In the material below, find every line with "purchases" and pull it out.

▸ Saved entries:
"""

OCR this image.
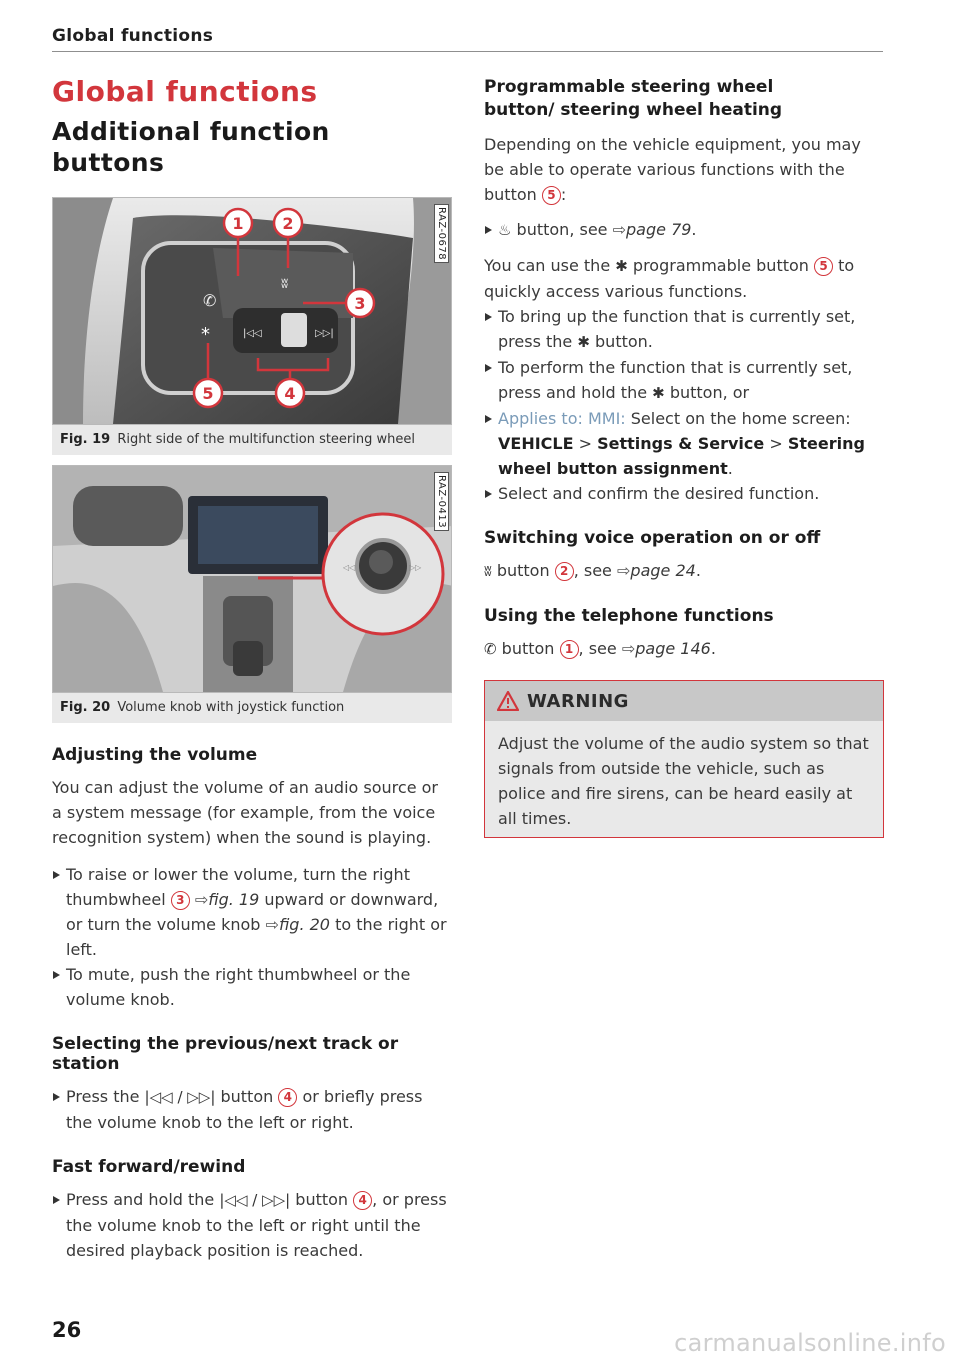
Global functions
Global functions
Additional function buttons
✆
ʬ
*	|◁◁	▷▷|
1 2
3
4
5
RAZ-0678
Fig. 19 Right side of the multifunction steering wheel
◁◁	▷▷
RAZ-0413
Fig. 20 Volume knob with joystick function
Adjusting the volume

You can adjust the volume of an audio source or a system message (for example, from the voice recognition system) when the sound is playing.

To raise or lower the volume, turn the right thumbwheel 3 ⇨fig. 19 upward or downward, or turn the volume knob ⇨fig. 20 to the right or left.
To mute, push the right thumbwheel or the volume knob.
Selecting the previous/next track or station
Press the |◁◁ / ▷▷| button 4 or briefly press the volume knob to the left or right.
Fast forward/rewind
Press and hold the |◁◁ / ▷▷| button 4 , or press the volume knob to the left or right until the desired playback position is reached.
Programmable steering wheel button/ steering wheel heating

Depending on the vehicle equipment, you may be able to operate various functions with the button 5 :

♨ button, see ⇨page 79.

You can use the ✱ programmable button 5 to quickly access various functions.

To bring up the function that is currently set, press the ✱ button.
To perform the function that is currently set, press and hold the ✱ button, or
Applies to: MMI: Select on the home screen: VEHICLE > Settings & Service > Steering wheel button assignment.
Select and confirm the desired function.
Switching voice operation on or off

ʬ button 2 , see ⇨page 24.

Using the telephone functions

✆ button 1 , see ⇨page 146.

WARNING
Adjust the volume of the audio system so that signals from outside the vehicle, such as police and fire sirens, can be heard easily at all times.
26	carmanualsonline.info
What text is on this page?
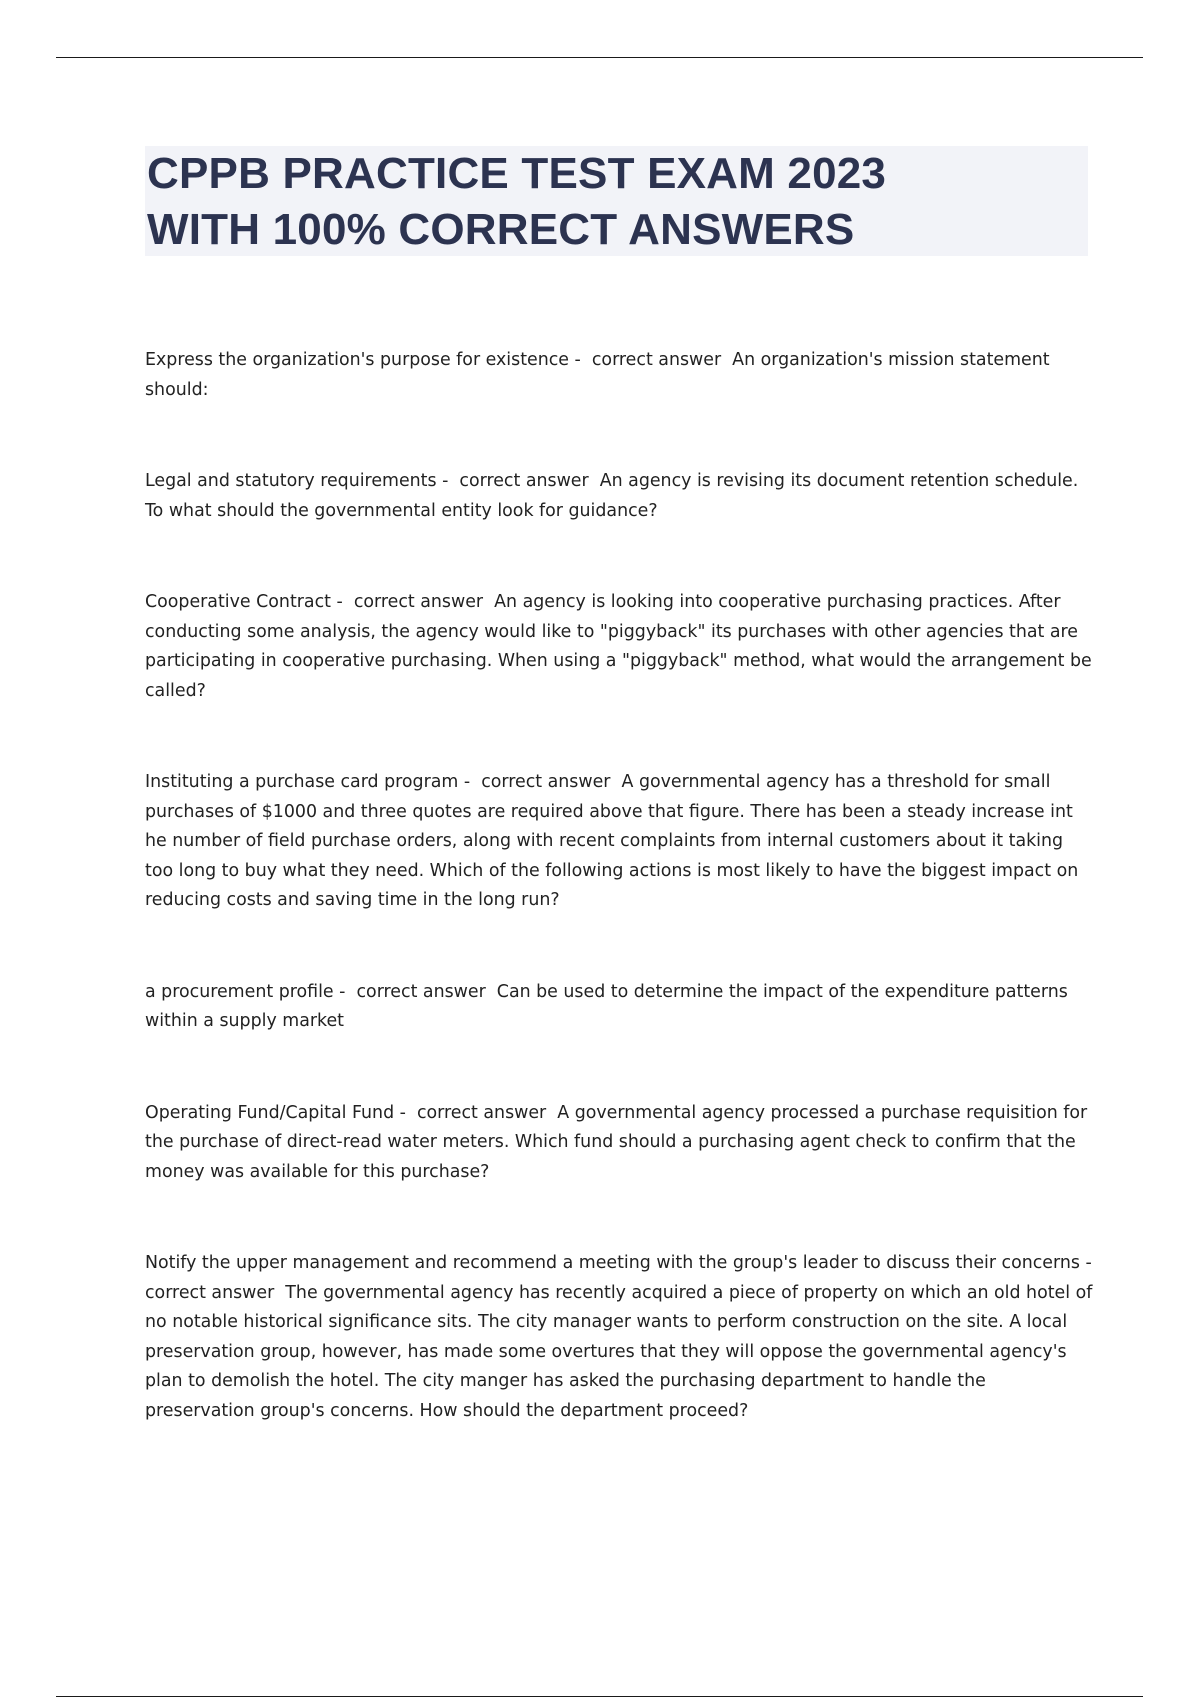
CPPB PRACTICE TEST EXAM 2023
WITH 100% CORRECT ANSWERS

Express the organization's purpose for existence -  correct answer  An organization's mission statement should:

Legal and statutory requirements -  correct answer  An agency is revising its document retention schedule. To what should the governmental entity look for guidance?

Cooperative Contract -  correct answer  An agency is looking into cooperative purchasing practices. After conducting some analysis, the agency would like to "piggyback" its purchases with other agencies that are participating in cooperative purchasing. When using a "piggyback" method, what would the arrangement be called?

Instituting a purchase card program -  correct answer  A governmental agency has a threshold for small purchases of $1000 and three quotes are required above that figure. There has been a steady increase int he number of field purchase orders, along with recent complaints from internal customers about it taking too long to buy what they need. Which of the following actions is most likely to have the biggest impact on reducing costs and saving time in the long run?

a procurement profile -  correct answer  Can be used to determine the impact of the expenditure patterns within a supply market

Operating Fund/Capital Fund -  correct answer  A governmental agency processed a purchase requisition for the purchase of direct-read water meters. Which fund should a purchasing agent check to confirm that the money was available for this purchase?

Notify the upper management and recommend a meeting with the group's leader to discuss their concerns -  correct answer  The governmental agency has recently acquired a piece of property on which an old hotel of no notable historical significance sits. The city manager wants to perform construction on the site. A local preservation group, however, has made some overtures that they will oppose the governmental agency's plan to demolish the hotel. The city manger has asked the purchasing department to handle the preservation group's concerns. How should the department proceed?
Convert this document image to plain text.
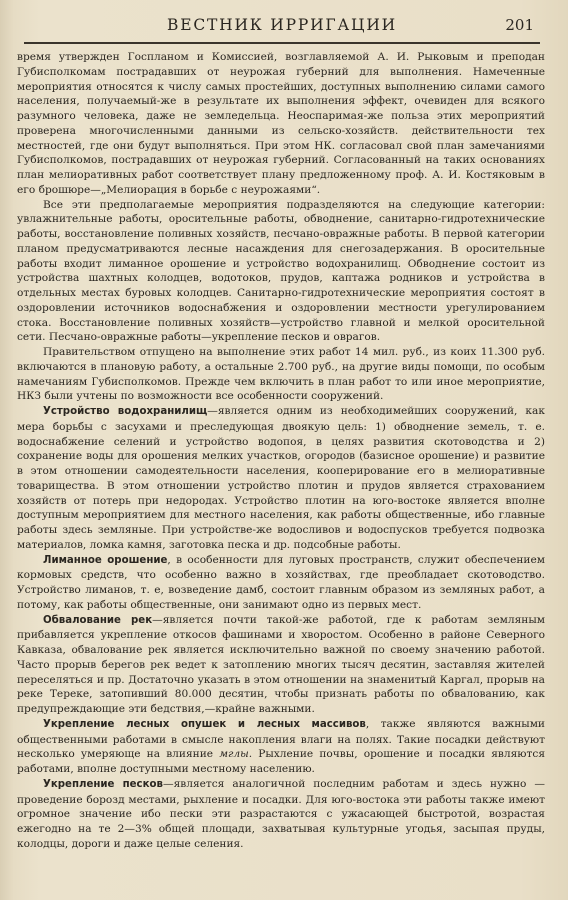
ВЕСТНИК ИРРИГАЦИИ	201

время утвержден Госпланом и Комиссией, возглавляемой А. И. Рыковым и преподан Губисполкомам пострадавших от неурожая губерний для выполнения. Намеченные мероприятия относятся к числу самых простейших, доступных выполнению силами самого населения, получаемый-же в результате их выполнения эффект, очевиден для всякого разумного человека, даже не земледельца. Неоспаримая-же польза этих мероприятий проверена многочисленными данными из сельско-хозяйств. действительности тех местностей, где они будут выполняться. При этом НК. согласовал свой план замечаниями Губисполкомов, пострадавших от неурожая губерний. Согласованный на таких основаниях план мелиоративных работ соответствует плану предложенному проф. А. И. Костяковым в его брошюре—„Мелиорация в борьбе с неурожаями“.

Все эти предполагаемые мероприятия подразделяются на следующие категории: увлажнительные работы, оросительные работы, обводнение, санитарно-гидротехнические работы, восстановление поливных хозяйств, песчано-овражные работы. В первой категории планом предусматриваются лесные насаждения для снегозадержания. В оросительные работы входит лиманное орошение и устройство водохранилищ. Обводнение состоит из устройства шахтных колодцев, водотоков, прудов, каптажа родников и устройства в отдельных местах буровых колодцев. Санитарно-гидротехнические мероприятия состоят в оздоровлении источников водоснабжения и оздоровлении местности урегулированием стока. Восстановление поливных хозяйств—устройство главной и мелкой оросительной сети. Песчано-овражные работы—укрепление песков и оврагов.

Правительством отпущено на выполнение этих работ 14 мил. руб., из коих 11.300 руб. включаются в плановую работу, а остальные 2.700 руб., на другие виды помощи, по особым намечаниям Губисполкомов. Прежде чем включить в план работ то или иное мероприятие, НКЗ были учтены по возможности все особенности сооружений.

Устройство водохранилищ—является одним из необходимейших сооружений, как мера борьбы с засухами и преследующая двоякую цель: 1) обводнение земель, т. е. водоснабжение селений и устройство водопоя, в целях развития скотоводства и 2) сохранение воды для орошения мелких участков, огородов (базисное орошение) и развитие в этом отношении самодеятельности населения, кооперирование его в мелиоративные товарищества. В этом отношении устройство плотин и прудов является страхованием хозяйств от потерь при недородах. Устройство плотин на юго-востоке является вполне доступным мероприятием для местного населения, как работы общественные, ибо главные работы здесь земляные. При устройстве-же водосливов и водоспусков требуется подвозка материалов, ломка камня, заготовка песка и др. подсобные работы.

Лиманное орошение, в особенности для луговых пространств, служит обеспечением кормовых средств, что особенно важно в хозяйствах, где преобладает скотоводство. Устройство лиманов, т. е, возведение дамб, состоит главным образом из земляных работ, а потому, как работы общественные, они занимают одно из первых мест.

Обвалование рек—является почти такой-же работой, где к работам земляным прибавляется укрепление откосов фашинами и хворостом. Особенно в районе Северного Кавказа, обвалование рек является исключительно важной по своему значению работой. Часто прорыв берегов рек ведет к затоплению многих тысяч десятин, заставляя жителей переселяться и пр. Достаточно указать в этом отношении на знаменитый Каргал, прорыв на реке Тереке, затопивший 80.000 десятин, чтобы признать работы по обвалованию, как предупреждающие эти бедствия,—крайне важными.

Укрепление лесных опушек и лесных массивов, также являются важными общественными работами в смысле накопления влаги на полях. Такие посадки действуют несколько умеряюще на влияние мглы. Рыхление почвы, орошение и посадки являются работами, вполне доступными местному населению.

Укрепление песков—является аналогичной последним работам и здесь нужно —проведение борозд местами, рыхление и посадки. Для юго-востока эти работы также имеют огромное значение ибо пески эти разрастаются с ужасающей быстротой, возрастая ежегодно на те 2—3% общей площади, захватывая культурные угодья, засыпая пруды, колодцы, дороги и даже целые селения.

"""

▸ Solution for this exercise:
Cooperative Contract -  correct answer  An agency is looking into cooperative purchasing practices. After conducting some analysis, the agency would like to "piggyback" its purchases with other agencies that are participating in cooperative purchasing. When using a "piggyback" method, what would the arrangement be called?
Instituting a purchase card program -  correct answer  A governmental agency has a threshold for small purchases of $1000 and three quotes are required above that figure. There has been a steady increase int he number of field purchase orders, along with recent complaints from internal customers about it taking too long to buy what they need. Which of the following actions is most likely to have the biggest impact on reducing costs and saving time in the long run?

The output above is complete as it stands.